## PROVIDED RECORDS
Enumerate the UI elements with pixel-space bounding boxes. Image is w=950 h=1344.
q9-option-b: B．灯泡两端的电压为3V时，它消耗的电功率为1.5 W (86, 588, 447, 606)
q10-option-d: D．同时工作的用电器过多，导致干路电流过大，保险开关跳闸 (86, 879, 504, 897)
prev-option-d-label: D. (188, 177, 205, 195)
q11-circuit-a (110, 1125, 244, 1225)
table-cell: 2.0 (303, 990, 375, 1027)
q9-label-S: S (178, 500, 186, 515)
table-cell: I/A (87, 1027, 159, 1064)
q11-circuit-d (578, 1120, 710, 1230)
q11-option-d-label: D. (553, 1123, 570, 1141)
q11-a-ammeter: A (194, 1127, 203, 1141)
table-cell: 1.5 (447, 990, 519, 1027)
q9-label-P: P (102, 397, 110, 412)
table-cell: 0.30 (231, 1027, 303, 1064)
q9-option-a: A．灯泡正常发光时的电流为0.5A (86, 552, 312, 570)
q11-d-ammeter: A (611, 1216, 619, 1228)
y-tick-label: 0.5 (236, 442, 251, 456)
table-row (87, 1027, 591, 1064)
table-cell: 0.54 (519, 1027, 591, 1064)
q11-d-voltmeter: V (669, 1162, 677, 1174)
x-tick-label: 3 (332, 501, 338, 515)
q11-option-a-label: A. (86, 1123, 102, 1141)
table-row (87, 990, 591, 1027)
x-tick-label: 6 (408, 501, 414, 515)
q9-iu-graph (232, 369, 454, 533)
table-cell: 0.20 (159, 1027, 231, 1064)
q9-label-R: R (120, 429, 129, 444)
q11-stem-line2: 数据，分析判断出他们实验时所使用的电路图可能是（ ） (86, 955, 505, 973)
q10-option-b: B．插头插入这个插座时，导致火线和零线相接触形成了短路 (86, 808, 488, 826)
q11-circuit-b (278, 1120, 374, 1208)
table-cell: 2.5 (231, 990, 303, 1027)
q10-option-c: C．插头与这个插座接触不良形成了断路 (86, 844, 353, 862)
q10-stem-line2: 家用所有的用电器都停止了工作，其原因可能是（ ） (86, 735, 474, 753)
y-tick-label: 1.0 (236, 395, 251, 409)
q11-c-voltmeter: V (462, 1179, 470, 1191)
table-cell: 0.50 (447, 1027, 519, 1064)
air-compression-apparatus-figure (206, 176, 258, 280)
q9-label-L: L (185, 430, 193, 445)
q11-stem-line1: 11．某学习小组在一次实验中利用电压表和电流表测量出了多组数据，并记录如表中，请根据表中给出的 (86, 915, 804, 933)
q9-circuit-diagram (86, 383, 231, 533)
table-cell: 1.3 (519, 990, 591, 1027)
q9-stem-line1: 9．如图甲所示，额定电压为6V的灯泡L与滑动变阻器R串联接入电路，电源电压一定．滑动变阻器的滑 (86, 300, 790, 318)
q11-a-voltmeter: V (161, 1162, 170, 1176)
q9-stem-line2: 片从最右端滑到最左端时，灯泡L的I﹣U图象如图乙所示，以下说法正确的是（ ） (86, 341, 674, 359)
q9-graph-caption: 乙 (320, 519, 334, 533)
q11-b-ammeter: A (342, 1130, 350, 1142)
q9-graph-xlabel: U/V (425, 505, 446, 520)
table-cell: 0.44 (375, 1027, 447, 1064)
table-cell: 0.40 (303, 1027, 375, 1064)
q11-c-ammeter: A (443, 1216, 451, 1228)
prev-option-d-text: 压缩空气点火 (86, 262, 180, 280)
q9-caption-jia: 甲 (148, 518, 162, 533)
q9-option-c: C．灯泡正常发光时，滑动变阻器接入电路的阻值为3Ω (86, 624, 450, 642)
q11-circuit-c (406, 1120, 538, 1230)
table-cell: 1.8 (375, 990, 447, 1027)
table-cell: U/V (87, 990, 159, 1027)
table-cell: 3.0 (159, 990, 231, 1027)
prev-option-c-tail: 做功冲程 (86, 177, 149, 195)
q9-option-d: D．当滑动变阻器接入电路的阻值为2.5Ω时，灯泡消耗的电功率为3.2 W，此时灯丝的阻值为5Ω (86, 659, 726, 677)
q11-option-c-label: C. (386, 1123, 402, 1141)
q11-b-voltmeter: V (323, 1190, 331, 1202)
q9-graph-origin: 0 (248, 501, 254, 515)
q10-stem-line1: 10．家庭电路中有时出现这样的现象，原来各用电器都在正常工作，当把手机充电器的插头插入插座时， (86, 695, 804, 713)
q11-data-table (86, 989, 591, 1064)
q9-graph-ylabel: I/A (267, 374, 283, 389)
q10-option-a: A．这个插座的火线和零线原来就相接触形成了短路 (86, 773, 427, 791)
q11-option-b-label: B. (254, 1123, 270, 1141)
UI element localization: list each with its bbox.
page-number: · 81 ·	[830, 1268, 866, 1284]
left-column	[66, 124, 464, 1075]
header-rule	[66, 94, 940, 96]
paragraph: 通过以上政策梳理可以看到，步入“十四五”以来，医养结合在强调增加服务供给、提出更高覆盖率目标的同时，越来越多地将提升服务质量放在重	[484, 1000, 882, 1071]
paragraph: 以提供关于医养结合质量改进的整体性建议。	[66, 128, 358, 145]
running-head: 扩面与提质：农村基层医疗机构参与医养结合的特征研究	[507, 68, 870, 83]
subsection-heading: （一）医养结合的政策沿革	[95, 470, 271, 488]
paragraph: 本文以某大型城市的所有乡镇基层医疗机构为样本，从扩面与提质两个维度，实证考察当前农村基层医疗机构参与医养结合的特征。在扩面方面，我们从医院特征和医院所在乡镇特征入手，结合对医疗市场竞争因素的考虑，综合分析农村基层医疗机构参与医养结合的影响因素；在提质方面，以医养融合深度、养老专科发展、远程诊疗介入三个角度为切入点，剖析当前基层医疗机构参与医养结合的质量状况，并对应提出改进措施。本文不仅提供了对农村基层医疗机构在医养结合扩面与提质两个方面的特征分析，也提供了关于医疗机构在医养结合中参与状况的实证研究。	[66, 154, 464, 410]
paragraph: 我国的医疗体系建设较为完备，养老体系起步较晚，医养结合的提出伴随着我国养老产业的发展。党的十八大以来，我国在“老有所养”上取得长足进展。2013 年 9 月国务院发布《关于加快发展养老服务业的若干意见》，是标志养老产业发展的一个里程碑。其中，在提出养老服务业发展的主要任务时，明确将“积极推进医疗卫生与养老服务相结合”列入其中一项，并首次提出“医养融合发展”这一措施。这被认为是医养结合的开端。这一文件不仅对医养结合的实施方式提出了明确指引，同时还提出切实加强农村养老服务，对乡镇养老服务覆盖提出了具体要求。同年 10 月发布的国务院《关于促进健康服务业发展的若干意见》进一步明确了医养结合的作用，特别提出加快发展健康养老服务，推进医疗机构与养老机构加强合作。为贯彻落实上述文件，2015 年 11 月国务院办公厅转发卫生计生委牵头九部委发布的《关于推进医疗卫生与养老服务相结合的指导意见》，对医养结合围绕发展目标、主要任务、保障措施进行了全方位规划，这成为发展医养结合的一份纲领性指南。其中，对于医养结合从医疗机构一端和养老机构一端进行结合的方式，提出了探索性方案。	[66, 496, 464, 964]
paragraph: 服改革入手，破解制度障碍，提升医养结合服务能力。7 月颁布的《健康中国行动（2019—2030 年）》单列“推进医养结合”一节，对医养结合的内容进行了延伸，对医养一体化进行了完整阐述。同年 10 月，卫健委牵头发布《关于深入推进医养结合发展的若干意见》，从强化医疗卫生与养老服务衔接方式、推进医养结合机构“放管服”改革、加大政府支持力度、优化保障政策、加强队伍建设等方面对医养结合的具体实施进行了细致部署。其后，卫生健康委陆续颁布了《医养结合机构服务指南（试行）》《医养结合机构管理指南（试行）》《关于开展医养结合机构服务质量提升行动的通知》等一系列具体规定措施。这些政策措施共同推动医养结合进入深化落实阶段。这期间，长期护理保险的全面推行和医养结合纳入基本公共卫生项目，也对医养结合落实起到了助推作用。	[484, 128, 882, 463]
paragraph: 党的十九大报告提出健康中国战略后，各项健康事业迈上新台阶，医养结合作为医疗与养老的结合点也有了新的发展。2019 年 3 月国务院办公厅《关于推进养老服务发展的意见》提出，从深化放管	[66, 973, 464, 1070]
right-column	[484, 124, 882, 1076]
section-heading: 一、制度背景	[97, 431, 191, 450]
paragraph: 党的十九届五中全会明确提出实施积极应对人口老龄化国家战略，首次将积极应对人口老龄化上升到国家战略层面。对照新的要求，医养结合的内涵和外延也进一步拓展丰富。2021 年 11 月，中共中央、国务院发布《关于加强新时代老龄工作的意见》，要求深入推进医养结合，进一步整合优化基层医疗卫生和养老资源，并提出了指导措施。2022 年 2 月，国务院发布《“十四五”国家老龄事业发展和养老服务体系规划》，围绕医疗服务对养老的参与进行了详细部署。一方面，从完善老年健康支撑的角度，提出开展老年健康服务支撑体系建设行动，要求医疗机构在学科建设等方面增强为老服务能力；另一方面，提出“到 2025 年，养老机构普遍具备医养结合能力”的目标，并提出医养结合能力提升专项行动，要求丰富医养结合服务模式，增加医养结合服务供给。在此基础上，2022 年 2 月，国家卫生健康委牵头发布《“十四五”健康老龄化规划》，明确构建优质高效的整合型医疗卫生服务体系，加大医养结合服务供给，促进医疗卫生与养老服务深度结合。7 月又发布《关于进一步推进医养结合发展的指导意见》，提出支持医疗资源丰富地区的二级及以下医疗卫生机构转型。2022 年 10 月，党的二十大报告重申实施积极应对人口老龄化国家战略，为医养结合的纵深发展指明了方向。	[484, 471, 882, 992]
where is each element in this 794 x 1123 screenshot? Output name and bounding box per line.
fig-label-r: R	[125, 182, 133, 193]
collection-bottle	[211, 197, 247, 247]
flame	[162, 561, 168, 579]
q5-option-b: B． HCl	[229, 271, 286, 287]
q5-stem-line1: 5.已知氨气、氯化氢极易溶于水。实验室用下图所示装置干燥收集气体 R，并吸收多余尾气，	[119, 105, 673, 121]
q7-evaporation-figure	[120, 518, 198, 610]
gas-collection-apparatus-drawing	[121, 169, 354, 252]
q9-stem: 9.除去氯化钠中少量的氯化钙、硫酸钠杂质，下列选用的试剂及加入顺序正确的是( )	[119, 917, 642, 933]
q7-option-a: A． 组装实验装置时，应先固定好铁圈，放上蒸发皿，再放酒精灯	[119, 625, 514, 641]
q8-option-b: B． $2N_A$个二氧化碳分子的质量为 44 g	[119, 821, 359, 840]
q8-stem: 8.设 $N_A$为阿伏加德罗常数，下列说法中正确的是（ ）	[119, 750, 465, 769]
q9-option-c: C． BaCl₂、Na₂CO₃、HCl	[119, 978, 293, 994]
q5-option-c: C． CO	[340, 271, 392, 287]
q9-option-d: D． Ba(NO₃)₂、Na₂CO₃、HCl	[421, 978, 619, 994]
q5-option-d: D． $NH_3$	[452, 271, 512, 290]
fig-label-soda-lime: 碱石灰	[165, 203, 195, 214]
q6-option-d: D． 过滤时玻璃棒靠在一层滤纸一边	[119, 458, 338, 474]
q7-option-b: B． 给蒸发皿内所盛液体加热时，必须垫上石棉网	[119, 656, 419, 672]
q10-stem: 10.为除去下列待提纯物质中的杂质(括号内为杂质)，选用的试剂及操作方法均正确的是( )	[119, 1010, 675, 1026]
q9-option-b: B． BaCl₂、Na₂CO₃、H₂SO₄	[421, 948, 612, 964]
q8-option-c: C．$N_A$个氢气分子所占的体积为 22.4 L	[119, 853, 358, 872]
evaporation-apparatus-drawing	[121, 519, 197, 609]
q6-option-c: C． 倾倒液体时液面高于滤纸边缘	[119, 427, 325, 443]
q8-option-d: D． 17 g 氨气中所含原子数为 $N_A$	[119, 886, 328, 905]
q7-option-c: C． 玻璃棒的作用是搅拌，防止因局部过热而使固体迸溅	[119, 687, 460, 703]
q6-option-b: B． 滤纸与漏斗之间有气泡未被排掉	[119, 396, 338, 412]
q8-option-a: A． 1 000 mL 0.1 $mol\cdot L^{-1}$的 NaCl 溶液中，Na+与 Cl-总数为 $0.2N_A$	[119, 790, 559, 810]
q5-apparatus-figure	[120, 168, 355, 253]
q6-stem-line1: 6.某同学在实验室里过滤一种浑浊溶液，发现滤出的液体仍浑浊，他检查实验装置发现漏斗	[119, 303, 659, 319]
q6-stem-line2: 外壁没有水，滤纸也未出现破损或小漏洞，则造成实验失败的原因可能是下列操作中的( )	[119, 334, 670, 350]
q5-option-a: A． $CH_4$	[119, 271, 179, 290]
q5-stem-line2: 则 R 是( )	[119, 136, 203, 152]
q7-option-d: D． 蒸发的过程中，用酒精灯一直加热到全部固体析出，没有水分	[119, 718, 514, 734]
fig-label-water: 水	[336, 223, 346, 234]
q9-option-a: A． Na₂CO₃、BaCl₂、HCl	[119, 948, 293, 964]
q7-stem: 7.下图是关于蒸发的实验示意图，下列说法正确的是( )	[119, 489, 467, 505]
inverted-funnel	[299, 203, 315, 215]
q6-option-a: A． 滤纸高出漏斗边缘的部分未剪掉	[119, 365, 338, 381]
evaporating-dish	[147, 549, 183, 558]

## GOAL
Copy out, word for word, the entries above from the first line through the line containing "table-cell: 0.54 (519, 1027, 591, 1064)", including that line.

## COMPLETE ANSWER
Enumerate the UI elements with pixel-space bounding boxes. Image is w=950 h=1344.
q9-option-b: B．灯泡两端的电压为3V时，它消耗的电功率为1.5 W (86, 588, 447, 606)
q10-option-d: D．同时工作的用电器过多，导致干路电流过大，保险开关跳闸 (86, 879, 504, 897)
prev-option-d-label: D. (188, 177, 205, 195)
q11-circuit-a (110, 1125, 244, 1225)
table-cell: 2.0 (303, 990, 375, 1027)
q9-label-S: S (178, 500, 186, 515)
table-cell: I/A (87, 1027, 159, 1064)
q11-circuit-d (578, 1120, 710, 1230)
q11-option-d-label: D. (553, 1123, 570, 1141)
q11-a-ammeter: A (194, 1127, 203, 1141)
table-cell: 1.5 (447, 990, 519, 1027)
q9-label-P: P (102, 397, 110, 412)
table-cell: 0.30 (231, 1027, 303, 1064)
q9-option-a: A．灯泡正常发光时的电流为0.5A (86, 552, 312, 570)
q11-d-ammeter: A (611, 1216, 619, 1228)
y-tick-label: 0.5 (236, 442, 251, 456)
table-row (87, 1027, 591, 1064)
table-cell: 0.54 (519, 1027, 591, 1064)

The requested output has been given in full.